Task details:
Count how many lines in this material contain "exploración". The answer is that number alone.

Dataset items
## Start
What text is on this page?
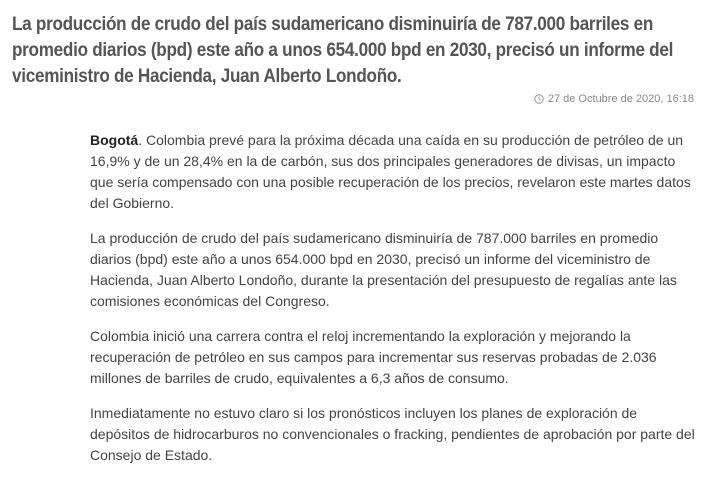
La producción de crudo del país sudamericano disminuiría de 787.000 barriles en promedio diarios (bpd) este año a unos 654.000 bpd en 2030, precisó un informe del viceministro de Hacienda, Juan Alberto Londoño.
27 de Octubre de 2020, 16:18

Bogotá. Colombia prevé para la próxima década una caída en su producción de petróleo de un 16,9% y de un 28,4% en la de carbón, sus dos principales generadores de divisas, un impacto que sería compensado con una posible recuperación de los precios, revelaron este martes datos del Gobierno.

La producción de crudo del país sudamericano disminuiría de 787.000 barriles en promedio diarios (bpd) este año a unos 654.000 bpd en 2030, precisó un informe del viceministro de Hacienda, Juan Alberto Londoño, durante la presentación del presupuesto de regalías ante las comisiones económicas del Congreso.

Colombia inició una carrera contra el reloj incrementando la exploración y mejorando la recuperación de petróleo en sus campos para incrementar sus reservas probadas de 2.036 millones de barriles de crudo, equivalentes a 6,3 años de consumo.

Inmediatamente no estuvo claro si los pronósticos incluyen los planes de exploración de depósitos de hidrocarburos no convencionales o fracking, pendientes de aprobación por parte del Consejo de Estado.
## End
## Start
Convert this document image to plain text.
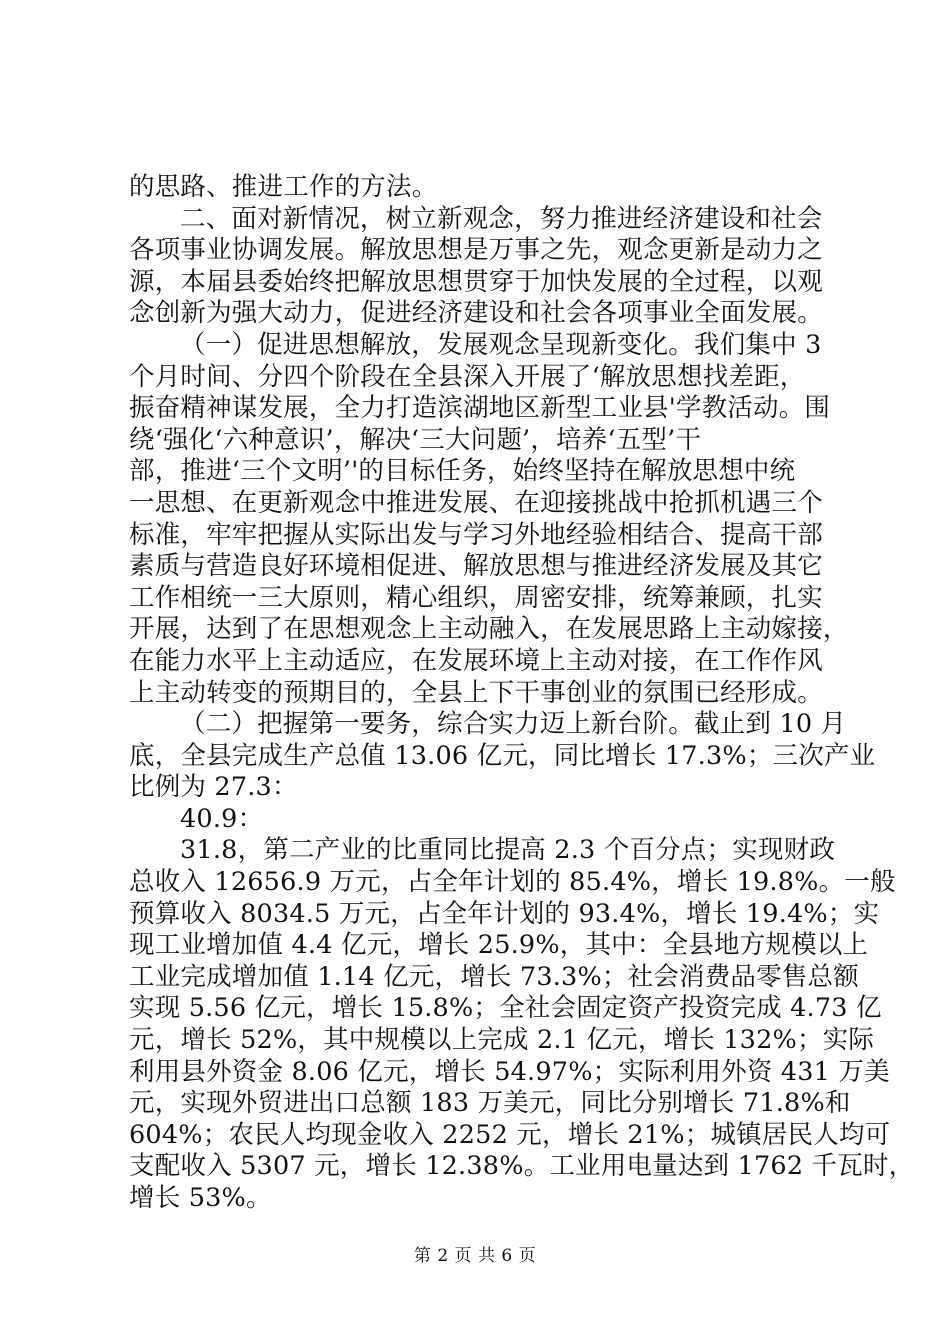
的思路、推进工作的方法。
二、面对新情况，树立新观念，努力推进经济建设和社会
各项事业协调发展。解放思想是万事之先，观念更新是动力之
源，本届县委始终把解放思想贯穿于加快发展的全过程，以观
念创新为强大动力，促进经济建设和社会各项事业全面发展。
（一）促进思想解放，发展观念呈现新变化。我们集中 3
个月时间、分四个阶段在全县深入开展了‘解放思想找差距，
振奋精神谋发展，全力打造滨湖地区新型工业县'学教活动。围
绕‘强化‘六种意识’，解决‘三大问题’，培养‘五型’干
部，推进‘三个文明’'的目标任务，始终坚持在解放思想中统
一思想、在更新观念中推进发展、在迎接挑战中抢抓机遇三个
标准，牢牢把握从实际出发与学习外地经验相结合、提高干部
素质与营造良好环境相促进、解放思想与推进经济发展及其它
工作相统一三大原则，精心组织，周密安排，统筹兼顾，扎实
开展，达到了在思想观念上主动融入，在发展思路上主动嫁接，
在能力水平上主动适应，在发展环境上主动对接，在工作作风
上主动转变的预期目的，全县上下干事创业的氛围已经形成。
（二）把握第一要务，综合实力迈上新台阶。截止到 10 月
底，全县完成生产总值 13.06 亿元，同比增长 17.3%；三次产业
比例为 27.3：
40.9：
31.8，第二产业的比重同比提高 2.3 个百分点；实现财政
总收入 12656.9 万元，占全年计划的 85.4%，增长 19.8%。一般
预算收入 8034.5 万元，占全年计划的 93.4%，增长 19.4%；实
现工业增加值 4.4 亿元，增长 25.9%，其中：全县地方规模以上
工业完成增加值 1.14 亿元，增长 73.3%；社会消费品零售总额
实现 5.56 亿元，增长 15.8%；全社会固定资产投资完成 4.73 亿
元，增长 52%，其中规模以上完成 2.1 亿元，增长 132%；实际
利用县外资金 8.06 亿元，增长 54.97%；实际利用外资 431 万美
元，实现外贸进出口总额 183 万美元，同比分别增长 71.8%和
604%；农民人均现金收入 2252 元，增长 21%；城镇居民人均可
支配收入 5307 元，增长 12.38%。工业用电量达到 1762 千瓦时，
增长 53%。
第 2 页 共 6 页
## End
Finished task:
2